◆ **Your task**
Can you put the rows into a numbered list, from the very first row through the row that contains "svg-text:100 GiB: 100", including that row? Leave out any blank lines.

-*-*-

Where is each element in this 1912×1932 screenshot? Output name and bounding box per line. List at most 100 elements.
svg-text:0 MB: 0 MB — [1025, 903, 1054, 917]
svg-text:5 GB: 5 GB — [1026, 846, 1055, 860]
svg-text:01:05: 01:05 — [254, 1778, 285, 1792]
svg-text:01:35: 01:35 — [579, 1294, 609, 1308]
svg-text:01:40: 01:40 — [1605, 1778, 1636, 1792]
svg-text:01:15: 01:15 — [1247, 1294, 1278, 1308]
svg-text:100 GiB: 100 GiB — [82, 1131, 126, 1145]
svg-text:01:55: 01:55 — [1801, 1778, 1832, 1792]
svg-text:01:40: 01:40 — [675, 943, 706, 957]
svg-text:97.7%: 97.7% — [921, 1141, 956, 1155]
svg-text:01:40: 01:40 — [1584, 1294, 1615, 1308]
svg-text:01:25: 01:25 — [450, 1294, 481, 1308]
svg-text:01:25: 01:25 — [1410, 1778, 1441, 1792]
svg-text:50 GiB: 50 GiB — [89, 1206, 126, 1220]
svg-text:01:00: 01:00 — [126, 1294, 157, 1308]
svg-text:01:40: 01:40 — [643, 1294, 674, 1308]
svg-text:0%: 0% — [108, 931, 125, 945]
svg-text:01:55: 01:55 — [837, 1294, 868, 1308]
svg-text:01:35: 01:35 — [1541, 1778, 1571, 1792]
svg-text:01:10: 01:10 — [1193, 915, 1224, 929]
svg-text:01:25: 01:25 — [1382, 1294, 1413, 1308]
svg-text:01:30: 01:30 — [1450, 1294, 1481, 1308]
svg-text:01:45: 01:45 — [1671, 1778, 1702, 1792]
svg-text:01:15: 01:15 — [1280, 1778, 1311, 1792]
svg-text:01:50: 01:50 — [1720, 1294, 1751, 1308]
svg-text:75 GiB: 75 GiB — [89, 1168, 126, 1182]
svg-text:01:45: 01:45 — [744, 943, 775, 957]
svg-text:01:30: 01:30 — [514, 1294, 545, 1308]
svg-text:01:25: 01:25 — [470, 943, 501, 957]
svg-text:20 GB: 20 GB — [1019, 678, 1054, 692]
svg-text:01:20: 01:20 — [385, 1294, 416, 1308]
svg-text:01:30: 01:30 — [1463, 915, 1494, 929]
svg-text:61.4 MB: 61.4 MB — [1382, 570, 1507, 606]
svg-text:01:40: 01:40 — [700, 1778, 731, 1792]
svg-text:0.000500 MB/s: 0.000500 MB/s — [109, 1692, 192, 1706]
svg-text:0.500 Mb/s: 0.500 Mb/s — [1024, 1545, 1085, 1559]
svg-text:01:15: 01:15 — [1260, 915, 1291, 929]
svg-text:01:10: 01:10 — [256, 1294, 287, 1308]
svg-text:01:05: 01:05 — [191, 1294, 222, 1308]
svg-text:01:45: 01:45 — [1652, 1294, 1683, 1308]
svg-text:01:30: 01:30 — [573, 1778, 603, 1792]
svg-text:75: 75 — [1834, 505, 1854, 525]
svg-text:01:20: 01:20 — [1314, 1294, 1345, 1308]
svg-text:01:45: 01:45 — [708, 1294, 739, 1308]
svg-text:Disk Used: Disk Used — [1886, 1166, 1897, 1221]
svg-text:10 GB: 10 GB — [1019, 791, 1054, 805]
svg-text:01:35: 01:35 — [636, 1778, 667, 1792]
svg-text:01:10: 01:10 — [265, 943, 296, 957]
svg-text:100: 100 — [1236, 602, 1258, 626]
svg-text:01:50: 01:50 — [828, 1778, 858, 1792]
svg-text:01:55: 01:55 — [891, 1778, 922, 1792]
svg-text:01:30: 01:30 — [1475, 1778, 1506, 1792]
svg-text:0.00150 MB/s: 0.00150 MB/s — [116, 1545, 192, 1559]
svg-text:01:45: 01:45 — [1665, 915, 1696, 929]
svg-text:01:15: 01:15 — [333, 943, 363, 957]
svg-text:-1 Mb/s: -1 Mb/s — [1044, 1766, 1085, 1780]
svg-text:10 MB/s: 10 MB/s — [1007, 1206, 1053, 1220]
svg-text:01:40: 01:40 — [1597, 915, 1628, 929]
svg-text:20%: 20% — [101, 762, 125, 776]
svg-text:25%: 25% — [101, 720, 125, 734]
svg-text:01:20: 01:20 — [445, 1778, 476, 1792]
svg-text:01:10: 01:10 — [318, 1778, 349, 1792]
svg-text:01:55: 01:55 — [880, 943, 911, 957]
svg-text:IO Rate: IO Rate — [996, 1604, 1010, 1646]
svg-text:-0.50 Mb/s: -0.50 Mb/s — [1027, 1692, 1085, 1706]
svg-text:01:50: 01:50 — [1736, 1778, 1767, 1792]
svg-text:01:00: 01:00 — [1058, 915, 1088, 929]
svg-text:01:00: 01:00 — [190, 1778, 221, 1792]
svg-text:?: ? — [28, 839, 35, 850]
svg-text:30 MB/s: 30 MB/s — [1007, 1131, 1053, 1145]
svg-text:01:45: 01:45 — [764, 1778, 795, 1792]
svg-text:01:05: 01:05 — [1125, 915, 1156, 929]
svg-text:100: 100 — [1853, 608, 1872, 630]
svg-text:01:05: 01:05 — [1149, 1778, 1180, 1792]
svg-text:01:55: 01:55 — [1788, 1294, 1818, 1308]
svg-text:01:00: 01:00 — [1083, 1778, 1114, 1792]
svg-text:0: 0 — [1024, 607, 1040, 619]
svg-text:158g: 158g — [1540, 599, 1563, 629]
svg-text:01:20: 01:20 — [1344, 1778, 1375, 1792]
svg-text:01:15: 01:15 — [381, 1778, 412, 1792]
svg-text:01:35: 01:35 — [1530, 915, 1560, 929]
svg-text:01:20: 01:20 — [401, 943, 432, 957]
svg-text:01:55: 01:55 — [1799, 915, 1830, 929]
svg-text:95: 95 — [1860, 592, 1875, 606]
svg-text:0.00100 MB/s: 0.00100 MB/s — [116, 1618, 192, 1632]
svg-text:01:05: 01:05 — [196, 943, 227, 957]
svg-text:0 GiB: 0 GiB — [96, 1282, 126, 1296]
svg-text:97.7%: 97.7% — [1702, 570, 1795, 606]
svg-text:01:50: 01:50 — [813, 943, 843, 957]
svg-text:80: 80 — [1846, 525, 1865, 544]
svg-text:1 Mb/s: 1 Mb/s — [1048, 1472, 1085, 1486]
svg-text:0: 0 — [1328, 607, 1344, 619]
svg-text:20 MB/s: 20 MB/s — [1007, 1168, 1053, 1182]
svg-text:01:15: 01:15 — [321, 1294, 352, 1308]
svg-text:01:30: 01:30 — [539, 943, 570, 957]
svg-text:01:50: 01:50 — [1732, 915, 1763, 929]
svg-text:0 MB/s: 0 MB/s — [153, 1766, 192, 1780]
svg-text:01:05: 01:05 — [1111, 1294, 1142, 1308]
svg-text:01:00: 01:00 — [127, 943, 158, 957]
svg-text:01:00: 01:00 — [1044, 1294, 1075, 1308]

-*-*-

◆ **Finished answer**
1. Where is each element in this 1912×1932 screenshot? Output name and bounding box per line. List at most 100 elements.
2. svg-text:0 MB: 0 MB — [1025, 903, 1054, 917]
3. svg-text:5 GB: 5 GB — [1026, 846, 1055, 860]
4. svg-text:01:05: 01:05 — [254, 1778, 285, 1792]
5. svg-text:01:35: 01:35 — [579, 1294, 609, 1308]
6. svg-text:01:40: 01:40 — [1605, 1778, 1636, 1792]
7. svg-text:01:15: 01:15 — [1247, 1294, 1278, 1308]
8. svg-text:100 GiB: 100 GiB — [82, 1131, 126, 1145]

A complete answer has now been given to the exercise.